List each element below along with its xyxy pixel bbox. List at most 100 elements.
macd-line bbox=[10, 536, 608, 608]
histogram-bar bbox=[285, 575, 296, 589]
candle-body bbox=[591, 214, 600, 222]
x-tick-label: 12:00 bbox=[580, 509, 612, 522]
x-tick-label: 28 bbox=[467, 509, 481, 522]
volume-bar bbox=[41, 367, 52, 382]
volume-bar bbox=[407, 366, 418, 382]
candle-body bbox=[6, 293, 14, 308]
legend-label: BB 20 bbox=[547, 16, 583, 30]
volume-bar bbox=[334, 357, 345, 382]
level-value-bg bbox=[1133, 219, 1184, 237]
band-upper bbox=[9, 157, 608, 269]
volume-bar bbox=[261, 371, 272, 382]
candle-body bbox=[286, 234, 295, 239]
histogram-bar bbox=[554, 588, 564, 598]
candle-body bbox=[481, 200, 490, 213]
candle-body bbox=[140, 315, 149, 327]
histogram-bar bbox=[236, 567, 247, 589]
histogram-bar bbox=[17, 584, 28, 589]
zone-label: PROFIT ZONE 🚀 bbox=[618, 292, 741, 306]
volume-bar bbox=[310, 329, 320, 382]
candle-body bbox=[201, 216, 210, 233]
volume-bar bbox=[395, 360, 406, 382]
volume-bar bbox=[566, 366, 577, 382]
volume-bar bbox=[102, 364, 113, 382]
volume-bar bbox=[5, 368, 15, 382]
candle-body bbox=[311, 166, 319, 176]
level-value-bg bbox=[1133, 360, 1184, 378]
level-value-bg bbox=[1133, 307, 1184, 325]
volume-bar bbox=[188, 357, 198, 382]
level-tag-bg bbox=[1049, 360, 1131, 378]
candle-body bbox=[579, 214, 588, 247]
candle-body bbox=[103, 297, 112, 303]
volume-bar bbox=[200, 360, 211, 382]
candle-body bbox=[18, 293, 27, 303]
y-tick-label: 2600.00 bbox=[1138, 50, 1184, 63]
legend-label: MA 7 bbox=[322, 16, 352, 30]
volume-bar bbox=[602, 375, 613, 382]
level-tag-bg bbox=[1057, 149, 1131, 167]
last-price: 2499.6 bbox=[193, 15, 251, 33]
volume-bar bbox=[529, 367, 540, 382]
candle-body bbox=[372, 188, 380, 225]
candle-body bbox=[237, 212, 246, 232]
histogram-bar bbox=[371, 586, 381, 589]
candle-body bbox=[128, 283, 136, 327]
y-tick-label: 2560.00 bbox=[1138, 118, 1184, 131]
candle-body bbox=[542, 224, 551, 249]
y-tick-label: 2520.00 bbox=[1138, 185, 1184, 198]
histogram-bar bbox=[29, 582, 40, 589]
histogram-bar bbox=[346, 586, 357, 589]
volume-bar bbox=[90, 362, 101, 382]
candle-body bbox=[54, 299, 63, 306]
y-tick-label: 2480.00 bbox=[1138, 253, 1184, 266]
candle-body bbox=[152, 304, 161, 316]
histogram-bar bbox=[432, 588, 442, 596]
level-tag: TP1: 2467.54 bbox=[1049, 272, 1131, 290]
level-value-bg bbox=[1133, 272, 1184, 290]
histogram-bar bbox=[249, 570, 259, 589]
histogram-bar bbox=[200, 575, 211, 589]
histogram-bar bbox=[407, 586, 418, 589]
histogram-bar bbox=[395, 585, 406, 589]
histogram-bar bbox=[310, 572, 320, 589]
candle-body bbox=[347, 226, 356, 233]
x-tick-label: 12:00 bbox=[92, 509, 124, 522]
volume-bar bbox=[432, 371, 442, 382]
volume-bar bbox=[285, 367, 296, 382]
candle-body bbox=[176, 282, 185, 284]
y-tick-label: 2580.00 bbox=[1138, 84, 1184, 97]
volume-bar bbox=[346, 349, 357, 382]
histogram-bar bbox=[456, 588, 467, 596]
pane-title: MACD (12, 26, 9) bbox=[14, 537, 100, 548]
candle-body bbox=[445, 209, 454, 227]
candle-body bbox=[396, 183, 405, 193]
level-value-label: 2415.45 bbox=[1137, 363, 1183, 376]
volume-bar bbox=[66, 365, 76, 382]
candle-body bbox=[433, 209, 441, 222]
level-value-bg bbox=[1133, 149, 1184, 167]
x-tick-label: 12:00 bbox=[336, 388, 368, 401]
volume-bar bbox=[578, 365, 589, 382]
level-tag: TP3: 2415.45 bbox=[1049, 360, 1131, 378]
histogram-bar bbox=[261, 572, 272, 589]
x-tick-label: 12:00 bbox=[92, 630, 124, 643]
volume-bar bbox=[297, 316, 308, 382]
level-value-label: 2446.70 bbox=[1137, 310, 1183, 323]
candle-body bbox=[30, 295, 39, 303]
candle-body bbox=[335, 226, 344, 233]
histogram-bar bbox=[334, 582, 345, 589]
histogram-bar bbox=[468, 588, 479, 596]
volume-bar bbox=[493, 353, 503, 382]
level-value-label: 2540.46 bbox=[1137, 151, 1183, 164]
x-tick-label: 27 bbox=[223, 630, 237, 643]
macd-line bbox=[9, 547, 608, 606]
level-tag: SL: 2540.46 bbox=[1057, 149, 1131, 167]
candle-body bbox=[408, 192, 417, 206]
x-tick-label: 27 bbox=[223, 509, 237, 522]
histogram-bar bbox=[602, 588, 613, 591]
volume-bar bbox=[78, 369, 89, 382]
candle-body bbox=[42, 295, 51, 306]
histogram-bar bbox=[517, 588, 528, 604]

════════

- **STATED PROBLEM**: Rename every "candle-body" in the data above to "candlestick-body", and reproduce all of the data with no other change.

- **COMPLETED EXERCISE**:
List each element below along with its xyxy pixel bbox. List at most 100 elements.
macd-line bbox=[10, 536, 608, 608]
histogram-bar bbox=[285, 575, 296, 589]
candlestick-body bbox=[591, 214, 600, 222]
x-tick-label: 12:00 bbox=[580, 509, 612, 522]
x-tick-label: 28 bbox=[467, 509, 481, 522]
volume-bar bbox=[41, 367, 52, 382]
volume-bar bbox=[407, 366, 418, 382]
candlestick-body bbox=[6, 293, 14, 308]
legend-label: BB 20 bbox=[547, 16, 583, 30]
volume-bar bbox=[334, 357, 345, 382]
level-value-bg bbox=[1133, 219, 1184, 237]
band-upper bbox=[9, 157, 608, 269]
volume-bar bbox=[261, 371, 272, 382]
candlestick-body bbox=[286, 234, 295, 239]
histogram-bar bbox=[554, 588, 564, 598]
candlestick-body bbox=[481, 200, 490, 213]
candlestick-body bbox=[140, 315, 149, 327]
histogram-bar bbox=[236, 567, 247, 589]
histogram-bar bbox=[17, 584, 28, 589]
zone-label: PROFIT ZONE 🚀 bbox=[618, 292, 741, 306]
volume-bar bbox=[310, 329, 320, 382]
candlestick-body bbox=[201, 216, 210, 233]
volume-bar bbox=[395, 360, 406, 382]
volume-bar bbox=[566, 366, 577, 382]
volume-bar bbox=[102, 364, 113, 382]
volume-bar bbox=[5, 368, 15, 382]
candlestick-body bbox=[311, 166, 319, 176]
level-value-bg bbox=[1133, 360, 1184, 378]
level-value-bg bbox=[1133, 307, 1184, 325]
volume-bar bbox=[188, 357, 198, 382]
level-tag-bg bbox=[1049, 360, 1131, 378]
candlestick-body bbox=[579, 214, 588, 247]
candlestick-body bbox=[103, 297, 112, 303]
volume-bar bbox=[200, 360, 211, 382]
candlestick-body bbox=[18, 293, 27, 303]
y-tick-label: 2600.00 bbox=[1138, 50, 1184, 63]
legend-label: MA 7 bbox=[322, 16, 352, 30]
volume-bar bbox=[602, 375, 613, 382]
level-tag-bg bbox=[1057, 149, 1131, 167]
last-price: 2499.6 bbox=[193, 15, 251, 33]
volume-bar bbox=[529, 367, 540, 382]
candlestick-body bbox=[372, 188, 380, 225]
candlestick-body bbox=[237, 212, 246, 232]
histogram-bar bbox=[371, 586, 381, 589]
candlestick-body bbox=[128, 283, 136, 327]
y-tick-label: 2560.00 bbox=[1138, 118, 1184, 131]
candlestick-body bbox=[542, 224, 551, 249]
y-tick-label: 2520.00 bbox=[1138, 185, 1184, 198]
histogram-bar bbox=[29, 582, 40, 589]
histogram-bar bbox=[346, 586, 357, 589]
volume-bar bbox=[90, 362, 101, 382]
candlestick-body bbox=[54, 299, 63, 306]
y-tick-label: 2480.00 bbox=[1138, 253, 1184, 266]
candlestick-body bbox=[152, 304, 161, 316]
histogram-bar bbox=[432, 588, 442, 596]
level-tag: TP1: 2467.54 bbox=[1049, 272, 1131, 290]
level-value-bg bbox=[1133, 272, 1184, 290]
histogram-bar bbox=[249, 570, 259, 589]
histogram-bar bbox=[200, 575, 211, 589]
histogram-bar bbox=[407, 586, 418, 589]
histogram-bar bbox=[395, 585, 406, 589]
histogram-bar bbox=[310, 572, 320, 589]
candlestick-body bbox=[347, 226, 356, 233]
x-tick-label: 12:00 bbox=[92, 509, 124, 522]
volume-bar bbox=[432, 371, 442, 382]
volume-bar bbox=[285, 367, 296, 382]
candlestick-body bbox=[176, 282, 185, 284]
y-tick-label: 2580.00 bbox=[1138, 84, 1184, 97]
volume-bar bbox=[346, 349, 357, 382]
histogram-bar bbox=[456, 588, 467, 596]
pane-title: MACD (12, 26, 9) bbox=[14, 537, 100, 548]
candlestick-body bbox=[445, 209, 454, 227]
candlestick-body bbox=[396, 183, 405, 193]
level-value-label: 2415.45 bbox=[1137, 363, 1183, 376]
volume-bar bbox=[66, 365, 76, 382]
candlestick-body bbox=[433, 209, 441, 222]
level-value-bg bbox=[1133, 149, 1184, 167]
x-tick-label: 12:00 bbox=[336, 388, 368, 401]
volume-bar bbox=[578, 365, 589, 382]
level-tag: TP3: 2415.45 bbox=[1049, 360, 1131, 378]
histogram-bar bbox=[261, 572, 272, 589]
x-tick-label: 12:00 bbox=[92, 630, 124, 643]
volume-bar bbox=[297, 316, 308, 382]
level-value-label: 2446.70 bbox=[1137, 310, 1183, 323]
candlestick-body bbox=[30, 295, 39, 303]
candlestick-body bbox=[335, 226, 344, 233]
histogram-bar bbox=[334, 582, 345, 589]
histogram-bar bbox=[468, 588, 479, 596]
volume-bar bbox=[493, 353, 503, 382]
level-value-label: 2540.46 bbox=[1137, 151, 1183, 164]
x-tick-label: 27 bbox=[223, 630, 237, 643]
macd-line bbox=[9, 547, 608, 606]
level-tag: SL: 2540.46 bbox=[1057, 149, 1131, 167]
candlestick-body bbox=[408, 192, 417, 206]
x-tick-label: 27 bbox=[223, 509, 237, 522]
histogram-bar bbox=[602, 588, 613, 591]
volume-bar bbox=[78, 369, 89, 382]
candlestick-body bbox=[42, 295, 51, 306]
histogram-bar bbox=[517, 588, 528, 604]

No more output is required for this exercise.